[start]

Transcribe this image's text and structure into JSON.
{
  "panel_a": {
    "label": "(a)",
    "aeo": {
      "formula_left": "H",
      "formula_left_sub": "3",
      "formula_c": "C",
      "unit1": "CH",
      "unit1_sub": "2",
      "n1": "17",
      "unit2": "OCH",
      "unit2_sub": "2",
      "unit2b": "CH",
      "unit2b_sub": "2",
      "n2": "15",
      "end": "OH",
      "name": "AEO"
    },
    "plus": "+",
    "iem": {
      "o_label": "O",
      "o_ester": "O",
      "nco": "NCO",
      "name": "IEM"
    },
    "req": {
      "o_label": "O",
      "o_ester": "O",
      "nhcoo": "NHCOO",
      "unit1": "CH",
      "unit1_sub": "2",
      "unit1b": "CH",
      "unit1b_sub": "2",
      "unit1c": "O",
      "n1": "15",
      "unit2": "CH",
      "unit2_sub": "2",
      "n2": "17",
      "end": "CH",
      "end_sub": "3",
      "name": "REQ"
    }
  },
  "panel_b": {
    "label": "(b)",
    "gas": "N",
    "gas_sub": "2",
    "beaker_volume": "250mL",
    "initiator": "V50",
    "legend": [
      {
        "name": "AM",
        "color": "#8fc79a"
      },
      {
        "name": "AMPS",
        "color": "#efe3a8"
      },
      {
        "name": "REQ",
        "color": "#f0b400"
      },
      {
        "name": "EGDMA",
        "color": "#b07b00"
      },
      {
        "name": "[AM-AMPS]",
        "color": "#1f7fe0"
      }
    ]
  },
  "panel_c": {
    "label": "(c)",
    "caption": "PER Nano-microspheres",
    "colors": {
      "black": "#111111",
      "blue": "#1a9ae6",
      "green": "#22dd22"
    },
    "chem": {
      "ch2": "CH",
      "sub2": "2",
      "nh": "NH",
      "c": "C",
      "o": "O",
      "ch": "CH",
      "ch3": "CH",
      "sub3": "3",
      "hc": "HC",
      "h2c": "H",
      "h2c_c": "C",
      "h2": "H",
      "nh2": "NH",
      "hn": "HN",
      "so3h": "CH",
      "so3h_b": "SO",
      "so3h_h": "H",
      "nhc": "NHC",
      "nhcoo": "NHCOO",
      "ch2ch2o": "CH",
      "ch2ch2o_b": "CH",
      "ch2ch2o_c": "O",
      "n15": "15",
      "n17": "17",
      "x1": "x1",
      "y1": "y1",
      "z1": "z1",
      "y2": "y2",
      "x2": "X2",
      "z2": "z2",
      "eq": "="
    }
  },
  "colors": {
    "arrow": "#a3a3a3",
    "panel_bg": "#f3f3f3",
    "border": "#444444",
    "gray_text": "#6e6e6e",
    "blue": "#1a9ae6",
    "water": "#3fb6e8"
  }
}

[end]

__Work instructions__. Each line of the material should be echoed exactly.

__Solution to the exercise__.
Transcribe this image's text and structure into JSON.
{
  "panel_a": {
    "label": "(a)",
    "aeo": {
      "formula_left": "H",
      "formula_left_sub": "3",
      "formula_c": "C",
      "unit1": "CH",
      "unit1_sub": "2",
      "n1": "17",
      "unit2": "OCH",
      "unit2_sub": "2",
      "unit2b": "CH",
      "unit2b_sub": "2",
      "n2": "15",
      "end": "OH",
      "name": "AEO"
    },
    "plus": "+",
    "iem": {
      "o_label": "O",
      "o_ester": "O",
      "nco": "NCO",
      "name": "IEM"
    },
    "req": {
      "o_label": "O",
      "o_ester": "O",
      "nhcoo": "NHCOO",
      "unit1": "CH",
      "unit1_sub": "2",
      "unit1b": "CH",
      "unit1b_sub": "2",
      "unit1c": "O",
      "n1": "15",
      "unit2": "CH",
      "unit2_sub": "2",
      "n2": "17",
      "end": "CH",
      "end_sub": "3",
      "name": "REQ"
    }
  },
  "panel_b": {
    "label": "(b)",
    "gas": "N",
    "gas_sub": "2",
    "beaker_volume": "250mL",
    "initiator": "V50",
    "legend": [
      {
        "name": "AM",
        "color": "#8fc79a"
      },
      {
        "name": "AMPS",
        "color": "#efe3a8"
      },
      {
        "name": "REQ",
        "color": "#f0b400"
      },
      {
        "name": "EGDMA",
        "color": "#b07b00"
      },
      {
        "name": "[AM-AMPS]",
        "color": "#1f7fe0"
      }
    ]
  },
  "panel_c": {
    "label": "(c)",
    "caption": "PER Nano-microspheres",
    "colors": {
      "black": "#111111",
      "blue": "#1a9ae6",
      "green": "#22dd22"
    },
    "chem": {
      "ch2": "CH",
      "sub2": "2",
      "nh": "NH",
      "c": "C",
      "o": "O",
      "ch": "CH",
      "ch3": "CH",
      "sub3": "3",
      "hc": "HC",
      "h2c": "H",
      "h2c_c": "C",
      "h2": "H",
      "nh2": "NH",
      "hn": "HN",
      "so3h": "CH",
      "so3h_b": "SO",
      "so3h_h": "H",
      "nhc": "NHC",
      "nhcoo": "NHCOO",
      "ch2ch2o": "CH",
      "ch2ch2o_b": "CH",
      "ch2ch2o_c": "O",
      "n15": "15",
      "n17": "17",
      "x1": "x1",
      "y1": "y1",
      "z1": "z1",
      "y2": "y2",
      "x2": "X2",
      "z2": "z2",
      "eq": "="
    }
  },
  "colors": {
    "arrow": "#a3a3a3",
    "panel_bg": "#f3f3f3",
    "border": "#444444",
    "gray_text": "#6e6e6e",
    "blue": "#1a9ae6",
    "water": "#3fb6e8"
  }
}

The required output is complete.